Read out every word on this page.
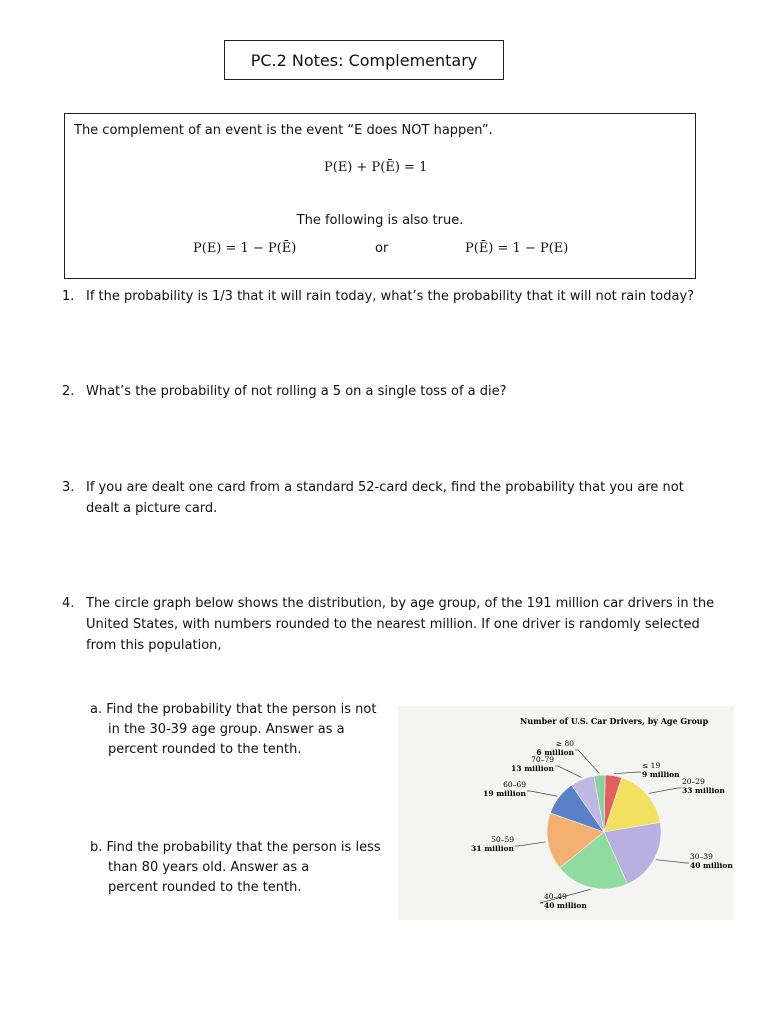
PC.2 Notes: Complementary
The complement of an event is the event “E does NOT happen”.
P(E) + P(Ē) = 1
The following is also true.
P(E) = 1 − P(Ē)	or	P(Ē) = 1 − P(E)
1. If the probability is 1/3 that it will rain today, what’s the probability that it will not rain today?
2. What’s the probability of not rolling a 5 on a single toss of a die?
3. If you are dealt one card from a standard 52-card deck, find the probability that you are not
dealt a picture card.
4. The circle graph below shows the distribution, by age group, of the 191 million car drivers in the
United States, with numbers rounded to the nearest million. If one driver is randomly selected
from this population,
a. Find the probability that the person is not
in the 30-39 age group. Answer as a
percent rounded to the tenth.
b. Find the probability that the person is less
than 80 years old. Answer as a
percent rounded to the tenth.
Number of U.S. Car Drivers, by Age Group
≤ 19
9 million
20–29
33 million
30–39
40 million
40–49
40 million
50–59
31 million
60–69
19 million
70–79
13 million
≥ 80
6 million
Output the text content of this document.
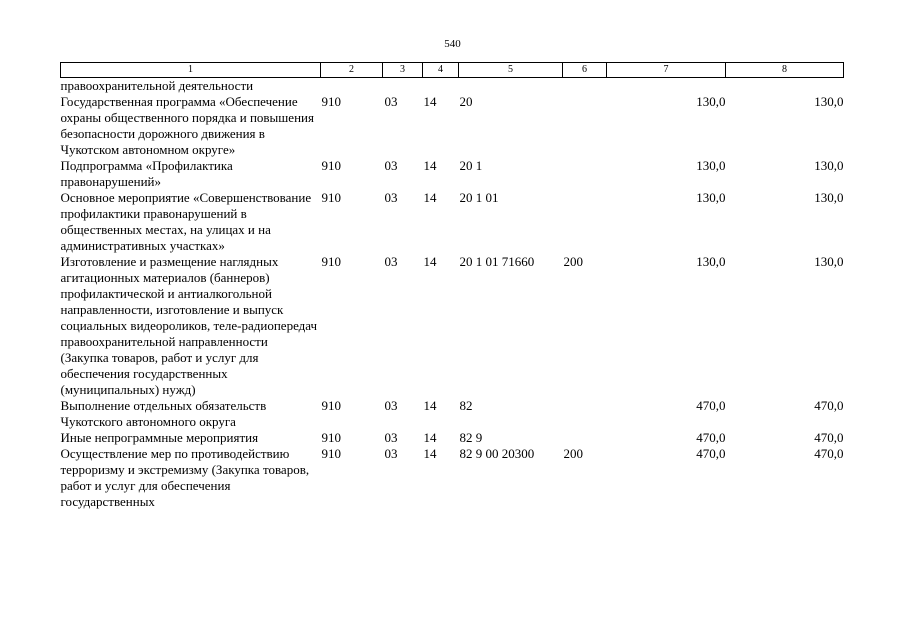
540
1	2	3	4	5	6	7	8
правоохранительной деятельности							
Государственная программа «Обеспечение охраны общественного порядка и повышения безопасности дорожного движения в Чукотском автономном округе»	910	03	14	20		130,0	130,0
Подпрограмма «Профилактика правонарушений»	910	03	14	20 1		130,0	130,0
Основное мероприятие «Совершенствование профилактики правонарушений в общественных местах, на улицах и на административных участках»	910	03	14	20 1 01		130,0	130,0
Изготовление и размещение наглядных агитационных материалов (баннеров) профилактической и антиалкогольной направленности, изготовление и выпуск социальных видеороликов, теле-радиопередач правоохранительной направленности (Закупка товаров, работ и услуг для обеспечения государственных (муниципальных) нужд)	910	03	14	20 1 01 71660	200	130,0	130,0
Выполнение отдельных обязательств Чукотского автономного округа	910	03	14	82		470,0	470,0
Иные непрограммные мероприятия	910	03	14	82 9		470,0	470,0
Осуществление мер по противодействию терроризму и экстремизму (Закупка товаров, работ и услуг для обеспечения государственных	910	03	14	82 9 00 20300	200	470,0	470,0
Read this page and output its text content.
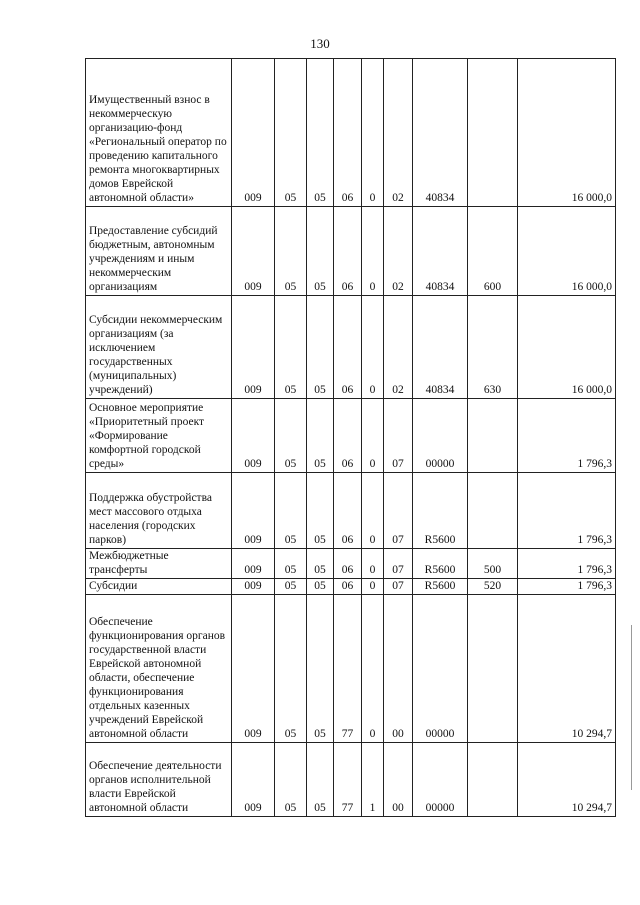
130
Имущественный взнос в некоммерческую организацию-фонд «Региональный оператор по проведению капитального ремонта многоквартирных домов Еврейской автономной области»	009	05	05	06	0	02	40834		16 000,0
Предоставление субсидий бюджетным, автономным учреждениям и иным некоммерческим организациям	009	05	05	06	0	02	40834	600	16 000,0
Субсидии некоммерческим организациям (за исключением государственных (муниципальных) учреждений)	009	05	05	06	0	02	40834	630	16 000,0
Основное мероприятие «Приоритетный проект «Формирование комфортной городской среды»	009	05	05	06	0	07	00000		1 796,3
Поддержка обустройства мест массового отдыха населения (городских парков)	009	05	05	06	0	07	R5600		1 796,3
Межбюджетные трансферты	009	05	05	06	0	07	R5600	500	1 796,3
Субсидии	009	05	05	06	0	07	R5600	520	1 796,3
Обеспечение функционирования органов государственной власти Еврейской автономной области, обеспечение функционирования отдельных казенных учреждений Еврейской автономной области	009	05	05	77	0	00	00000		10 294,7
Обеспечение деятельности органов исполнительной власти Еврейской автономной области	009	05	05	77	1	00	00000		10 294,7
= = =
Copy all lines from the data that hold the word "учреждений".

§ EXERCISE OUTPUT
Субсидии некоммерческим организациям (за исключением государственных (муниципальных) учреждений)	009	05	05	06	0	02	40834	630	16 000,0
Обеспечение функционирования органов государственной власти Еврейской автономной области, обеспечение функционирования отдельных казенных учреждений Еврейской автономной области	009	05	05	77	0	00	00000		10 294,7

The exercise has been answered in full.